Stated problem:
Your answer should be one number: the count of lines in these entries that hold the word "книга".

[Dataset excerpts]
-*-*-

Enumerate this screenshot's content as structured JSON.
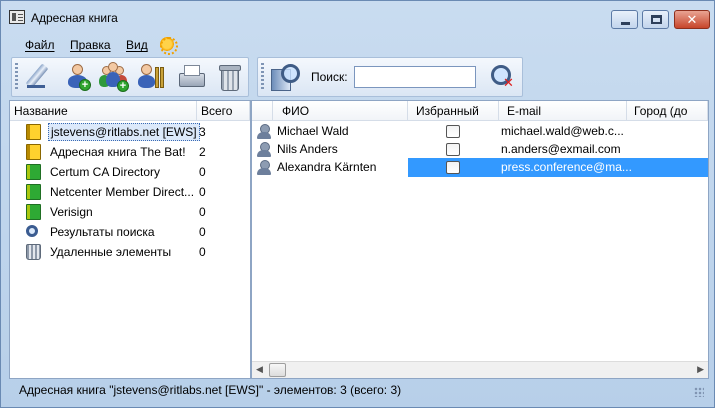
{
  "window": {
    "title": "Адресная книга"
  },
  "menu": {
    "file": "Файл",
    "edit": "Правка",
    "view": "Вид"
  },
  "toolbar": {
    "search_label": "Поиск:",
    "search_value": ""
  },
  "tree": {
    "columns": {
      "name": "Название",
      "total": "Всего"
    },
    "items": [
      {
        "name": "jstevens@ritlabs.net [EWS]",
        "count": "3",
        "icon": "book-yellow-icon",
        "selected": true
      },
      {
        "name": "Адресная книга The Bat!",
        "count": "2",
        "icon": "book-yellow-icon"
      },
      {
        "name": "Certum CA Directory",
        "count": "0",
        "icon": "ldap-book-green-icon"
      },
      {
        "name": "Netcenter Member Direct...",
        "count": "0",
        "icon": "ldap-book-green-icon"
      },
      {
        "name": "Verisign",
        "count": "0",
        "icon": "ldap-book-green-icon"
      },
      {
        "name": "Результаты поиска",
        "count": "0",
        "icon": "search-results-icon"
      },
      {
        "name": "Удаленные элементы",
        "count": "0",
        "icon": "trash-icon"
      }
    ]
  },
  "contacts": {
    "columns": {
      "name": "ФИО",
      "favorite": "Избранный",
      "email": "E-mail",
      "city": "Город (до"
    },
    "rows": [
      {
        "name": "Michael Wald",
        "favorite": false,
        "email": "michael.wald@web.c..."
      },
      {
        "name": "Nils Anders",
        "favorite": false,
        "email": "n.anders@exmail.com"
      },
      {
        "name": "Alexandra Kärnten",
        "favorite": false,
        "email": "press.conference@ma...",
        "selected": true
      }
    ]
  },
  "status": {
    "text": "Адресная книга \"jstevens@ritlabs.net [EWS]\" - элементов: 3 (всего: 3)"
  },
  "colors": {
    "selection": "#3399ff",
    "chrome": "#c9dcf0"
  }
}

-*-*-

The solution:
3